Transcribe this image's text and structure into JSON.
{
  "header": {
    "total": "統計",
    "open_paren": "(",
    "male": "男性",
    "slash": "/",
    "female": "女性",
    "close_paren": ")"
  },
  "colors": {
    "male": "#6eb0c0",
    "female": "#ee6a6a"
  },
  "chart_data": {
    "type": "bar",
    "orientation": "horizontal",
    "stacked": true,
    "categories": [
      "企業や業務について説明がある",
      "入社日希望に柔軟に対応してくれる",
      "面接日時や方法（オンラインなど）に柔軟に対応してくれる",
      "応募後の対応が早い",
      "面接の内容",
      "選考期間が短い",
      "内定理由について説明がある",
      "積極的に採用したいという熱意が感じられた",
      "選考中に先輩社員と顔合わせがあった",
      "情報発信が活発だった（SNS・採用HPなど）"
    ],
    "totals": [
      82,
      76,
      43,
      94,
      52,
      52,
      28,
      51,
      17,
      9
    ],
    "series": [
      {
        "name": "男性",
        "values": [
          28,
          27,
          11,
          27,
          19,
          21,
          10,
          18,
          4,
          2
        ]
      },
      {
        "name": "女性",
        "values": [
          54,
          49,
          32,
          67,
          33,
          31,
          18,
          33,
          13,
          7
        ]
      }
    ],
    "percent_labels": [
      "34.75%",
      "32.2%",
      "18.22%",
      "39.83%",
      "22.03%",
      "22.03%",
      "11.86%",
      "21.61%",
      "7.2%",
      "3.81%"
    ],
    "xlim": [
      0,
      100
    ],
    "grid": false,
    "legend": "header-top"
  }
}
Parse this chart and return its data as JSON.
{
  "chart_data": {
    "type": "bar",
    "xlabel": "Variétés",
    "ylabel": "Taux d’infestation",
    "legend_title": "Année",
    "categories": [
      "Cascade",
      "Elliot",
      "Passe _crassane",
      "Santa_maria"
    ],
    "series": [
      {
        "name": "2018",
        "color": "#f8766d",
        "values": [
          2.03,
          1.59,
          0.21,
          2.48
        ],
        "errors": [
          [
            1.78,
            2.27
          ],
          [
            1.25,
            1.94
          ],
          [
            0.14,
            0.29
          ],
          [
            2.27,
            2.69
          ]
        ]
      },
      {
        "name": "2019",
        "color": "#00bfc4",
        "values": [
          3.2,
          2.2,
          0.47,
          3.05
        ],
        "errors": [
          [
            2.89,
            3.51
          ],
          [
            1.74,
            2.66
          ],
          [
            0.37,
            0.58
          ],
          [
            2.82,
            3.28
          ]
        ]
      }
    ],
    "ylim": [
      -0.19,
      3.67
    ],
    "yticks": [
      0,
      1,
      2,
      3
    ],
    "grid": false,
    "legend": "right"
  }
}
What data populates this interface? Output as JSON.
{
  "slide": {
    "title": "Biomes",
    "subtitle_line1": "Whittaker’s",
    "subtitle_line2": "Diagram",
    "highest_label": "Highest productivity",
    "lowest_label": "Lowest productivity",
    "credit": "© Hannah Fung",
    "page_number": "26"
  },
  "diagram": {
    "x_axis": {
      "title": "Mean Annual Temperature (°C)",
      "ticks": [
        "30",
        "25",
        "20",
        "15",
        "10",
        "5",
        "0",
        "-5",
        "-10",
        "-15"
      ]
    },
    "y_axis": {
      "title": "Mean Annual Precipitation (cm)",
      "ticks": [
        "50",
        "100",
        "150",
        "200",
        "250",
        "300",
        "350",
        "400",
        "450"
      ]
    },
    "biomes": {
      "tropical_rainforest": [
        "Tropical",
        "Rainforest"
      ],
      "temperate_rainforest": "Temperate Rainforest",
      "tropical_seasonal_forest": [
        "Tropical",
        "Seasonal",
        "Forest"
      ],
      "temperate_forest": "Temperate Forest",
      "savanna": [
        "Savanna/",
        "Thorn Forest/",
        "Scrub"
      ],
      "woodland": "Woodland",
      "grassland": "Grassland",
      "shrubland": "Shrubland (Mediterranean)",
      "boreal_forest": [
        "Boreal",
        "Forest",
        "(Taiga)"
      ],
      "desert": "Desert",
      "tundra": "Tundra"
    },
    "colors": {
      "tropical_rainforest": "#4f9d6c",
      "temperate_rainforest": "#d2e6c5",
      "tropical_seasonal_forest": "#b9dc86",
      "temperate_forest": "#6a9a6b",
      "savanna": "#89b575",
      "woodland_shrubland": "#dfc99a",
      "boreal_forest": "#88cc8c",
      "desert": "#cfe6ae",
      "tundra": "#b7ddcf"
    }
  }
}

WHAT YOU ARE ASKED TO DO: Extract, verbatim, the lines from the one containing "What data populates" through the last line of the listing above.

OUTPUT FOR THIS TASK:
What data populates this interface? Output as JSON.
{
  "slide": {
    "title": "Biomes",
    "subtitle_line1": "Whittaker’s",
    "subtitle_line2": "Diagram",
    "highest_label": "Highest productivity",
    "lowest_label": "Lowest productivity",
    "credit": "© Hannah Fung",
    "page_number": "26"
  },
  "diagram": {
    "x_axis": {
      "title": "Mean Annual Temperature (°C)",
      "ticks": [
        "30",
        "25",
        "20",
        "15",
        "10",
        "5",
        "0",
        "-5",
        "-10",
        "-15"
      ]
    },
    "y_axis": {
      "title": "Mean Annual Precipitation (cm)",
      "ticks": [
        "50",
        "100",
        "150",
        "200",
        "250",
        "300",
        "350",
        "400",
        "450"
      ]
    },
    "biomes": {
      "tropical_rainforest": [
        "Tropical",
        "Rainforest"
      ],
      "temperate_rainforest": "Temperate Rainforest",
      "tropical_seasonal_forest": [
        "Tropical",
        "Seasonal",
        "Forest"
      ],
      "temperate_forest": "Temperate Forest",
      "savanna": [
        "Savanna/",
        "Thorn Forest/",
        "Scrub"
      ],
      "woodland": "Woodland",
      "grassland": "Grassland",
      "shrubland": "Shrubland (Mediterranean)",
      "boreal_forest": [
        "Boreal",
        "Forest",
        "(Taiga)"
      ],
      "desert": "Desert",
      "tundra": "Tundra"
    },
    "colors": {
      "tropical_rainforest": "#4f9d6c",
      "temperate_rainforest": "#d2e6c5",
      "tropical_seasonal_forest": "#b9dc86",
      "temperate_forest": "#6a9a6b",
      "savanna": "#89b575",
      "woodland_shrubland": "#dfc99a",
      "boreal_forest": "#88cc8c",
      "desert": "#cfe6ae",
      "tundra": "#b7ddcf"
    }
  }
}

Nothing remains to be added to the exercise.